En vingt ans, le marché des ventes aux enchères en France n’a eu de cesse de se concentrer sur les dix premières maisons de ventes. Avant la réforme, elles représentaient moins de 30 % du marché – soit 300 millions d’euros sur un total de 970 en 2003 pour le secteur « Arts et objets de collection ». En 2020, leur part de marché atteint plus de 50 % (soit 610 M€ sur un total de 1,2 Md€ pour le secteur) tandis que les 367 autres opérateurs se partagent l’autre moitié. « Ces dix premières ont compris l’évolution du marché et se sont structurées, avec des départements, des experts pour chaque spécialité. Elles ne sont pas restées enferrées dans des ventes à volume avec très peu de rentabilité et ont atteint des économies d’échelle permettant un afflux de marchandises presque mécanique », analyse David Nordmann. « Il y a une garantie de développement d’une société quand tout n’est pas centralisé sur une personne », confirme Jean-Pierre Osenat.

Données fournies →

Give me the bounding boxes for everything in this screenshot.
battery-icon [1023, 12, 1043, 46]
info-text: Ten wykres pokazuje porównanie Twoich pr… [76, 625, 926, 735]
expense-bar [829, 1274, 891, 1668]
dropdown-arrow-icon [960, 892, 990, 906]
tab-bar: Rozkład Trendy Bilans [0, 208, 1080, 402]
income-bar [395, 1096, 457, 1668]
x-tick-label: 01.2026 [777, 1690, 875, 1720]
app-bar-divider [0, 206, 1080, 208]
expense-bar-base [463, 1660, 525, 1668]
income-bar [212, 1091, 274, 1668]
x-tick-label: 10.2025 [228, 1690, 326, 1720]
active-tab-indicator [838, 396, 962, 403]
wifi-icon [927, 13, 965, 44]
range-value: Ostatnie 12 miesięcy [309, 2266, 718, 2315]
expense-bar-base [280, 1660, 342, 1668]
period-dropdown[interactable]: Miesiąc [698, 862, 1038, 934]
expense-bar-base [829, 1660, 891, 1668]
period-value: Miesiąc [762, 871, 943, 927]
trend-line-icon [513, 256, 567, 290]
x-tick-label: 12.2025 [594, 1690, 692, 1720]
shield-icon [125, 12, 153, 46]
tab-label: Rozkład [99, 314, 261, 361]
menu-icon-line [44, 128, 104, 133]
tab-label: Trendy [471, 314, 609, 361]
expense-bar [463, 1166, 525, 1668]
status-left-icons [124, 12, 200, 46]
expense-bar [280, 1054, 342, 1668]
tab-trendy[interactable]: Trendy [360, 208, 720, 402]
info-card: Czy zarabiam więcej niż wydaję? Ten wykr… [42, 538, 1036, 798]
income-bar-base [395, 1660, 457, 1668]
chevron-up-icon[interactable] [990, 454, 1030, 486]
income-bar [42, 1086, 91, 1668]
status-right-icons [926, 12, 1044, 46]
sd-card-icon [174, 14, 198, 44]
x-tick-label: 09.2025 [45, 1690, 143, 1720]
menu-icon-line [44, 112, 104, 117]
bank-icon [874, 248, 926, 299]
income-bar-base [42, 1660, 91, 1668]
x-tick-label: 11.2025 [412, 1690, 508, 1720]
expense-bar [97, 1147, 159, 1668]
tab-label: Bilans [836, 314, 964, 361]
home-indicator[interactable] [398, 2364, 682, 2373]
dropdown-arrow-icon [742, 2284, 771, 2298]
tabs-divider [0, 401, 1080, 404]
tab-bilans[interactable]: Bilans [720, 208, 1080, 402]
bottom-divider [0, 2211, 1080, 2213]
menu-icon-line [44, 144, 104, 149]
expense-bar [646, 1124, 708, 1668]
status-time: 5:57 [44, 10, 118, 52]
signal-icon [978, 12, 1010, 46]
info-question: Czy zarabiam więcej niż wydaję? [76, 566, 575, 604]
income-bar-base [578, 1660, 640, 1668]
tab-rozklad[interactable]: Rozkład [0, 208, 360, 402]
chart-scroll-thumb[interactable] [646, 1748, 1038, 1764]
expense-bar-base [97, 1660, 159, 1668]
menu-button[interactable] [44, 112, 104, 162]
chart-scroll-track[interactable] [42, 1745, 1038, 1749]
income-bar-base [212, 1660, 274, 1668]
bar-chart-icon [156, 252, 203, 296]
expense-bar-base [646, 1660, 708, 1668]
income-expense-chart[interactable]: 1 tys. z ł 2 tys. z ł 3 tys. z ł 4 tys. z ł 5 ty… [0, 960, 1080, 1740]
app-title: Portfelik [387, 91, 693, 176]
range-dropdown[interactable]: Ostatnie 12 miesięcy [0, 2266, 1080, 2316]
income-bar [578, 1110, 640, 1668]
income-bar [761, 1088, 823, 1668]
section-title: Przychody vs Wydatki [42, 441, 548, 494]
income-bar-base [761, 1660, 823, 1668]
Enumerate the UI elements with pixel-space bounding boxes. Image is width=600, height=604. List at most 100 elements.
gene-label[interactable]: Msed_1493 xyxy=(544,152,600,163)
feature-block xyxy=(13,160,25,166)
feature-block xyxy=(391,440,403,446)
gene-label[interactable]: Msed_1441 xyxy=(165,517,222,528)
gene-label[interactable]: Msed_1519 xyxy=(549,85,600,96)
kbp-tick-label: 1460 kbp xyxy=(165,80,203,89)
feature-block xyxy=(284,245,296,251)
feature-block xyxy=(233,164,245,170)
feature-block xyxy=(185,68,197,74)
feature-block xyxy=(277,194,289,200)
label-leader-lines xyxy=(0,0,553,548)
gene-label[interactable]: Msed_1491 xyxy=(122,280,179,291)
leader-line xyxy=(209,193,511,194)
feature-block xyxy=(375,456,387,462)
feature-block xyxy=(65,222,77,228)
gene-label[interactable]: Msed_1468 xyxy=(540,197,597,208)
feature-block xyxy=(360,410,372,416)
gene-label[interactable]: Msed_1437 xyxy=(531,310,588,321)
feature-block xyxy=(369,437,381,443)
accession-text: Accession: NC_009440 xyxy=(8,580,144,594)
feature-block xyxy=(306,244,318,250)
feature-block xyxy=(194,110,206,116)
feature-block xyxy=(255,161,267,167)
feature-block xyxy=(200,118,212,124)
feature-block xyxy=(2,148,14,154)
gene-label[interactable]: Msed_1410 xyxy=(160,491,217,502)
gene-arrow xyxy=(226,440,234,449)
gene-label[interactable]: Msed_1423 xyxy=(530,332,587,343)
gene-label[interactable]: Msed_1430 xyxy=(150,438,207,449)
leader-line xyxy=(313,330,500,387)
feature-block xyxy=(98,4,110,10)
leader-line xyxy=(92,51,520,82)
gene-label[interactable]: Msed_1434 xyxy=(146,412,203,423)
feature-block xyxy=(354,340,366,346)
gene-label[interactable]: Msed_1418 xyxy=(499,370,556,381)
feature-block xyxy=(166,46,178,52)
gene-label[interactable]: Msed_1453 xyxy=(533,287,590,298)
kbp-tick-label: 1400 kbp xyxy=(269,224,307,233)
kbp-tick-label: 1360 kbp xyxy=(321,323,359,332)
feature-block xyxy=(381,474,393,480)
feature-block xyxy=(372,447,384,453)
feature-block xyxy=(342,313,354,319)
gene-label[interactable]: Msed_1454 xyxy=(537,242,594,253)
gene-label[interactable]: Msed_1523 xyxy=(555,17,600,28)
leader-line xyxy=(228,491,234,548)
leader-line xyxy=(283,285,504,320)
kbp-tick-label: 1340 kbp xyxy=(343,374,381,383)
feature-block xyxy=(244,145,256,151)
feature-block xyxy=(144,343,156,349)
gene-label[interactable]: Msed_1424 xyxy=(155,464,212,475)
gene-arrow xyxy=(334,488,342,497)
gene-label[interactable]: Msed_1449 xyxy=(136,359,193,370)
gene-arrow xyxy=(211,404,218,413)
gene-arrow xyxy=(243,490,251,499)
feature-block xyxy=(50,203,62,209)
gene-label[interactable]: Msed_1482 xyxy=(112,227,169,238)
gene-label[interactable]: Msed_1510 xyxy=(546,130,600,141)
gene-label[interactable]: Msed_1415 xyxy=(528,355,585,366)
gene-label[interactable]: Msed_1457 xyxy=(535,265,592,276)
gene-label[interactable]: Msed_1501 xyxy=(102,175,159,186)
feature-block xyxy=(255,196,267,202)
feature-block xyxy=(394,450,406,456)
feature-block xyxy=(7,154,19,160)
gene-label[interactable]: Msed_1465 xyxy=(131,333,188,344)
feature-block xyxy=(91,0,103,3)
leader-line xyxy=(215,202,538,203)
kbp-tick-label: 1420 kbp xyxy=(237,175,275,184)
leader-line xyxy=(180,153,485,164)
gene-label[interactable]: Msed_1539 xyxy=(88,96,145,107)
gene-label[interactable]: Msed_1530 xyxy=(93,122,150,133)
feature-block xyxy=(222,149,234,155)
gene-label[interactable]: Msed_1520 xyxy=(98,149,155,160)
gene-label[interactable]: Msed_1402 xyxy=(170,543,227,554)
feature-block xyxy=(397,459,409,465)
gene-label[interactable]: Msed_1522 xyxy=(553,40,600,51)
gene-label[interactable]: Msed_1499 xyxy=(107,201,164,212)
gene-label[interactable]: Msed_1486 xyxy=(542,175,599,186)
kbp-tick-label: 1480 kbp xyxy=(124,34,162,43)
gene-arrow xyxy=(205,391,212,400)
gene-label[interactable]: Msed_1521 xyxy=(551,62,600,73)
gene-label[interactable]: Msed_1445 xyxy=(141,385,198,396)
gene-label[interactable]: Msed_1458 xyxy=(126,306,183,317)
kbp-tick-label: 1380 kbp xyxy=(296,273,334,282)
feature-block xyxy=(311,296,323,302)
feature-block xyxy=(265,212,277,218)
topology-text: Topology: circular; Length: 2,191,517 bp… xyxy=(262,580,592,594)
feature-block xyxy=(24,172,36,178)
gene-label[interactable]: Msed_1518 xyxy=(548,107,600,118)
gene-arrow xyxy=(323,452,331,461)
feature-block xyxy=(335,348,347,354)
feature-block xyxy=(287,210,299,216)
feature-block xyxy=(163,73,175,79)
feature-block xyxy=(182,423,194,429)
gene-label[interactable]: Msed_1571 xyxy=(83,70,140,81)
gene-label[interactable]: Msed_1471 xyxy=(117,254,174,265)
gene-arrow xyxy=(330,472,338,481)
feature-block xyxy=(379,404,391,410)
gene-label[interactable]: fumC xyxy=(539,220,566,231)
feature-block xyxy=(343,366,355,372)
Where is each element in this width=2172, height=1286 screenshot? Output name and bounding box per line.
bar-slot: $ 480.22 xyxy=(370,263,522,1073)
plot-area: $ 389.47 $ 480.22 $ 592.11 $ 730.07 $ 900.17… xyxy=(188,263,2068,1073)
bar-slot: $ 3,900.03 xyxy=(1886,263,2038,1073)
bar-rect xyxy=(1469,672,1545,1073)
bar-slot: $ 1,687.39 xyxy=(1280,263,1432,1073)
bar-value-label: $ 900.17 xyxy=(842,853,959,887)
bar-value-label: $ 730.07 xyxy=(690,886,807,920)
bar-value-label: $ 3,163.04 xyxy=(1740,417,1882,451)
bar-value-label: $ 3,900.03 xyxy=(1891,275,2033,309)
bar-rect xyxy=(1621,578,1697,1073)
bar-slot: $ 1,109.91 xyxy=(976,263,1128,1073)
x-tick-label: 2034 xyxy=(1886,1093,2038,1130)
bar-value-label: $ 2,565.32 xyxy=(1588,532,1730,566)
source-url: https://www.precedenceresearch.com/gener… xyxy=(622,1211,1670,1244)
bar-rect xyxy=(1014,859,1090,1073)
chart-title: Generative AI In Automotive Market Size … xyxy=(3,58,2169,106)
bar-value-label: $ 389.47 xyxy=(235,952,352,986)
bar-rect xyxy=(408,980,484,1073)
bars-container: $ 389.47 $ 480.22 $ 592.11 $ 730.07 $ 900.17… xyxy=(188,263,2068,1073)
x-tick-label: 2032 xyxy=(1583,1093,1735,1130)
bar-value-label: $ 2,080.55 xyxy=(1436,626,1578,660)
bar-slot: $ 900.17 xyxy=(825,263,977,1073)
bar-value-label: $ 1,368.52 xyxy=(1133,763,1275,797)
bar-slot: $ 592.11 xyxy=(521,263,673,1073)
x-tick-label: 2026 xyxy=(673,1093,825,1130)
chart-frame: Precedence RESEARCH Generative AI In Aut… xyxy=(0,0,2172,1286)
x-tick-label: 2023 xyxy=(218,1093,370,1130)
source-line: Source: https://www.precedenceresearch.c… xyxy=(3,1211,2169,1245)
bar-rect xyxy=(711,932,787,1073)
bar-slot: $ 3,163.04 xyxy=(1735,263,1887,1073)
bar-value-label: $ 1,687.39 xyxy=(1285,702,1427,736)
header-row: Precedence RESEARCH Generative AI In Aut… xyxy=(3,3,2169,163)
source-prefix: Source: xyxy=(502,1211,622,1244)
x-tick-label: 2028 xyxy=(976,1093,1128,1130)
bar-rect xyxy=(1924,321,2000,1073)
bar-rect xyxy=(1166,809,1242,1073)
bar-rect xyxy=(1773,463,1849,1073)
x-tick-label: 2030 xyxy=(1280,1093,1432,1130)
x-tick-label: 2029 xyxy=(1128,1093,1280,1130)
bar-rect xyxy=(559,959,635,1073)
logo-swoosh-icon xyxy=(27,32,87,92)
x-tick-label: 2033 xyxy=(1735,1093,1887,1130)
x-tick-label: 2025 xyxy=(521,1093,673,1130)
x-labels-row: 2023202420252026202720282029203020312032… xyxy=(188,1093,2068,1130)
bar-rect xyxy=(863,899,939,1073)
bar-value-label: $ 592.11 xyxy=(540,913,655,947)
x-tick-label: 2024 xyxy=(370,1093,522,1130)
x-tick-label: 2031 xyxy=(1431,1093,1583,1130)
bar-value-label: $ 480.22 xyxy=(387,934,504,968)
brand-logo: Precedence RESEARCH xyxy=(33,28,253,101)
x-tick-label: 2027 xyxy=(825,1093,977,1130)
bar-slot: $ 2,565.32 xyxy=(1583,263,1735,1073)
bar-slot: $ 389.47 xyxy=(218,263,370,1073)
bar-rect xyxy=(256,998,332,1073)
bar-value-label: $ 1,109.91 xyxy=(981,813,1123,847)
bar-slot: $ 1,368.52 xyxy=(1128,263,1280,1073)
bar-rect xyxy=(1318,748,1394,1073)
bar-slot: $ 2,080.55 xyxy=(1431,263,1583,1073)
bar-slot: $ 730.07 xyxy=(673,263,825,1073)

Énoncé → D'après l'extrait sur le marché des ventes aux enchères, combien d'autres opérateurs se partagent l'autre moitié du marché en 2020 ?

Corrigé → Les 367 autres opérateurs.